_Data_:
::::::::::
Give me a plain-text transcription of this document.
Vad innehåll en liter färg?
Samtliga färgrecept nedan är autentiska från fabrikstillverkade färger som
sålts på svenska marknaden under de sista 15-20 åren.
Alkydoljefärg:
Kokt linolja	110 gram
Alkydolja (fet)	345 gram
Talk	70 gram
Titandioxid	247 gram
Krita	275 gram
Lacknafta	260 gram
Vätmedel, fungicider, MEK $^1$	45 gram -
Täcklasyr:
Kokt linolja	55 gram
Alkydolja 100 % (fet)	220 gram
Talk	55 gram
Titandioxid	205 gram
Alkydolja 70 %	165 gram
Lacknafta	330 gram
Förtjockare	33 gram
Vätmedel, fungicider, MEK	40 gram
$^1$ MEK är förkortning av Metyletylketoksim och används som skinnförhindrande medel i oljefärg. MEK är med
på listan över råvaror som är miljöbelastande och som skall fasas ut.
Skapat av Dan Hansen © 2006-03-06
::::::::::
_Brief_:
Return each line in the records that holds the string "Kokt".

_Full response_:
Kokt linolja	110 gram
Kokt linolja	55 gram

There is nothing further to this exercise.